**What you have to do**
Extract the lines that hold the string "name".

**Material for this exercise**
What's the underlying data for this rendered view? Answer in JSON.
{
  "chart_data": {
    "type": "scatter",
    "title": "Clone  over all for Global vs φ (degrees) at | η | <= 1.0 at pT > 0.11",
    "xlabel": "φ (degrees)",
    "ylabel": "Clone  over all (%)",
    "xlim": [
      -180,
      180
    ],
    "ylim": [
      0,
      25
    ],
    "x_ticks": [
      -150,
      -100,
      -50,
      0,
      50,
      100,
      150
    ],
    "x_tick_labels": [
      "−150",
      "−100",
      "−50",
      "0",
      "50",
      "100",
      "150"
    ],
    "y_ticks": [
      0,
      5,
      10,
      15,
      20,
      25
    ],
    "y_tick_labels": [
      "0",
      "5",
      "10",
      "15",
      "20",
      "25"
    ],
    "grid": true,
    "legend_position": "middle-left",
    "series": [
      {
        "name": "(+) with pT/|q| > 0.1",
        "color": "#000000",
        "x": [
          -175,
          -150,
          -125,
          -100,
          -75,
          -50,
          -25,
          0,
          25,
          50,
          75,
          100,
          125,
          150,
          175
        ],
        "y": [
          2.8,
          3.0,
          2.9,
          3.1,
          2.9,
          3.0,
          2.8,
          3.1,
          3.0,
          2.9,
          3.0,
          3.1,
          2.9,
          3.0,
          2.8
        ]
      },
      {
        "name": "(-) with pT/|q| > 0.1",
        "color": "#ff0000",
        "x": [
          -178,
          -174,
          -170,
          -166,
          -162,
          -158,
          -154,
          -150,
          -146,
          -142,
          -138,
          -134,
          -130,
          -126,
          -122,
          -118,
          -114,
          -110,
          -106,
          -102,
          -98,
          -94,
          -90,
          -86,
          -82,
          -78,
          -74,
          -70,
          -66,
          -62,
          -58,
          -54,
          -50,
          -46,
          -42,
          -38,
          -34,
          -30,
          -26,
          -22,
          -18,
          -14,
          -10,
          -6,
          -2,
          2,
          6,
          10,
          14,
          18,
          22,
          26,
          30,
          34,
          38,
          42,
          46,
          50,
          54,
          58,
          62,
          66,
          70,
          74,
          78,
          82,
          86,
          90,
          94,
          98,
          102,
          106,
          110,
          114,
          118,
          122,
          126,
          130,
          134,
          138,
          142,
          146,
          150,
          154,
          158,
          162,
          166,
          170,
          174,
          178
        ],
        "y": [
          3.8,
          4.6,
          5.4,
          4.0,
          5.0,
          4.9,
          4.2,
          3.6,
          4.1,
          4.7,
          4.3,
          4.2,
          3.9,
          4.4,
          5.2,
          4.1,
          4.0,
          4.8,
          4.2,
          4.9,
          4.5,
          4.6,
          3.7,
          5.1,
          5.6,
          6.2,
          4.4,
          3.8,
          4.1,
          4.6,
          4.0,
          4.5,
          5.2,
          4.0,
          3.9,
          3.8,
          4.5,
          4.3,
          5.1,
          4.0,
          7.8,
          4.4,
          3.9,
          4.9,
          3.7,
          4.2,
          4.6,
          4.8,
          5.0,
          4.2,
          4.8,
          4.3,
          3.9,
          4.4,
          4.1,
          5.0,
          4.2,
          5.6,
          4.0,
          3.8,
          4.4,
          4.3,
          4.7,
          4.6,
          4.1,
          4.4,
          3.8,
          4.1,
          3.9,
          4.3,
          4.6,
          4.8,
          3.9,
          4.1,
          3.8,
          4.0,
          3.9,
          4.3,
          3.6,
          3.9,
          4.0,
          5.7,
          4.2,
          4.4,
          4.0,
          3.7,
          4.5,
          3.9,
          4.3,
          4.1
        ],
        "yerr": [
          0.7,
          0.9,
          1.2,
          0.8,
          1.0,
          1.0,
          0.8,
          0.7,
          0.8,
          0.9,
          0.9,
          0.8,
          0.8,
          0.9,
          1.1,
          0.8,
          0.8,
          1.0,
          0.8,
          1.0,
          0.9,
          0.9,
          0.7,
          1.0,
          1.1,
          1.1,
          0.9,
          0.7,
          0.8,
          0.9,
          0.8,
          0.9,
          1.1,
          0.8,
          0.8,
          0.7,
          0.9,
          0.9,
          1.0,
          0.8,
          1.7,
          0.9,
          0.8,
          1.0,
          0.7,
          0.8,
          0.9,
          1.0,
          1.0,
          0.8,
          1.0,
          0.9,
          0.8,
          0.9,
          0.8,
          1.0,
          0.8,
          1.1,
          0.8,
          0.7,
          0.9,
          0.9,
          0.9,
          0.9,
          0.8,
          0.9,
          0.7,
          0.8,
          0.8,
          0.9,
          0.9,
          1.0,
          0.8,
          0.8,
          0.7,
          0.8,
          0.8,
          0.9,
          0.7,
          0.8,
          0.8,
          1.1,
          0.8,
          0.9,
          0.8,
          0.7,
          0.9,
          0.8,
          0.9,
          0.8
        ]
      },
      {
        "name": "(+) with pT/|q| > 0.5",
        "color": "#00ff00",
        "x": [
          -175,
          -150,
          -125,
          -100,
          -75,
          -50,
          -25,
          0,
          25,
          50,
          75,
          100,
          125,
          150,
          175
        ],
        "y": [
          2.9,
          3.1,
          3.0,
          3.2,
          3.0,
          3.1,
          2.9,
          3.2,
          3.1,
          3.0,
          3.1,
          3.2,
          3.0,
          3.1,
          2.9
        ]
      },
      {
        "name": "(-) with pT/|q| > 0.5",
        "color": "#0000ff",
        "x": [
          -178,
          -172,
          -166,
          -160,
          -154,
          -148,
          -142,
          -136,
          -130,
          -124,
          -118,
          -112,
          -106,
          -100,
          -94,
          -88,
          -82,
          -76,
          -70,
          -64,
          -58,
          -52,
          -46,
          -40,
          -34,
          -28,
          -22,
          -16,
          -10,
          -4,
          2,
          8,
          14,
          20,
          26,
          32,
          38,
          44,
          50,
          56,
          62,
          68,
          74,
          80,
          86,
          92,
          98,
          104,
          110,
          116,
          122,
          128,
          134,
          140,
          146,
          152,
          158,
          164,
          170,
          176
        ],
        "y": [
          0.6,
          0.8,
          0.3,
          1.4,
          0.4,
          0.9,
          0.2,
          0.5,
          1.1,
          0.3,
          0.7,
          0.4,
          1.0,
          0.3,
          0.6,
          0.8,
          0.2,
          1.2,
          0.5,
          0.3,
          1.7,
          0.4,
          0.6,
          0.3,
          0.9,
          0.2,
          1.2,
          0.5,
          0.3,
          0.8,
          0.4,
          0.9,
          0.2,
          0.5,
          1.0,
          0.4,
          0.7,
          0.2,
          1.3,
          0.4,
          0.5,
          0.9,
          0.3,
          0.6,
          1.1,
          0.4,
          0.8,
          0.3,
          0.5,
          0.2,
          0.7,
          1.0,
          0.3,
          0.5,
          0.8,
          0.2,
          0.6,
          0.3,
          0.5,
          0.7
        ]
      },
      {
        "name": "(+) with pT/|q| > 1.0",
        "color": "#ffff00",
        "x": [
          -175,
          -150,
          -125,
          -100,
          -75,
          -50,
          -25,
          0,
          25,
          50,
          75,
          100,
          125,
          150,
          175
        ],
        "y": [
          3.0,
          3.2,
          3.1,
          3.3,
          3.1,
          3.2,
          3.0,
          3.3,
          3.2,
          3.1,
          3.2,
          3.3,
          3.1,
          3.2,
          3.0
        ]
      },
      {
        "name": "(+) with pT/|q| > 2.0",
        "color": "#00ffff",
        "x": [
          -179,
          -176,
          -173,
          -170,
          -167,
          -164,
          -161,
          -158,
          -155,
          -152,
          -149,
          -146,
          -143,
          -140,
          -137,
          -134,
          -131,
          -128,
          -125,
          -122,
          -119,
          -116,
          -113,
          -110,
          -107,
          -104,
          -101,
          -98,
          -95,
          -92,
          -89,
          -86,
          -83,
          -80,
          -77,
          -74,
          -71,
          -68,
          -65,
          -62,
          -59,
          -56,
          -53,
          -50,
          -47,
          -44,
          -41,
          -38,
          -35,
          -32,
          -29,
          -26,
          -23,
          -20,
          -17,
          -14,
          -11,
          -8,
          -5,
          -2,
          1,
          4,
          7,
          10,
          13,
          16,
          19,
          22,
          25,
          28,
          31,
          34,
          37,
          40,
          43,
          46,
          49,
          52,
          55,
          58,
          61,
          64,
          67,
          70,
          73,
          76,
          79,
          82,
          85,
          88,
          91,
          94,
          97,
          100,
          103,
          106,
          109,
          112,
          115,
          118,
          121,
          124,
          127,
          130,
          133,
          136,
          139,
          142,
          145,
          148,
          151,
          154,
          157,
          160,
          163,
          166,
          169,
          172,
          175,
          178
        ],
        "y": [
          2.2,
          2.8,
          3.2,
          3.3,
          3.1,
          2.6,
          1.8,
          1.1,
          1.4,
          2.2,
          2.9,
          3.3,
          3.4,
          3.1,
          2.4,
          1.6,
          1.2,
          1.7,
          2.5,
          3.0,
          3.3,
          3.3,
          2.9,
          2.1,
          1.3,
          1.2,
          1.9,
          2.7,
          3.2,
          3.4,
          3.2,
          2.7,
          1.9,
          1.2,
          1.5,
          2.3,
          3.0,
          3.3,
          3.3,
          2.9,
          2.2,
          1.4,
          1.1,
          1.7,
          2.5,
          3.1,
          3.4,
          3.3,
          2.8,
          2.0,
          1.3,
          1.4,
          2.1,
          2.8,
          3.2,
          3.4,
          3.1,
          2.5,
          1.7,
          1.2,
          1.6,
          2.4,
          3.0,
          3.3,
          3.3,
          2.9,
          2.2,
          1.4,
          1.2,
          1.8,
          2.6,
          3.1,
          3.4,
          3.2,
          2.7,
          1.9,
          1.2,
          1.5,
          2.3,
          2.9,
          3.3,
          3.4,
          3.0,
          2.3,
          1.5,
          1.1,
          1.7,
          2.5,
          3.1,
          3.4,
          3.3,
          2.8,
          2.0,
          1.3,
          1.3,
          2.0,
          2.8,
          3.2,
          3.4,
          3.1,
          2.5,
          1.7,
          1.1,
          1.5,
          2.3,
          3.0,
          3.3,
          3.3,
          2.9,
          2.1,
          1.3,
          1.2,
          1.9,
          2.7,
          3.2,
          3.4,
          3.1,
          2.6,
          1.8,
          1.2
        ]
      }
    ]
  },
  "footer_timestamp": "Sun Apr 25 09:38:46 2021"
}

**Solution to this problem**
        "name": "(+) with pT/|q| > 0.1",
        "name": "(-) with pT/|q| > 0.1",
        "name": "(+) with pT/|q| > 0.5",
        "name": "(-) with pT/|q| > 0.5",
        "name": "(+) with pT/|q| > 1.0",
        "name": "(+) with pT/|q| > 2.0",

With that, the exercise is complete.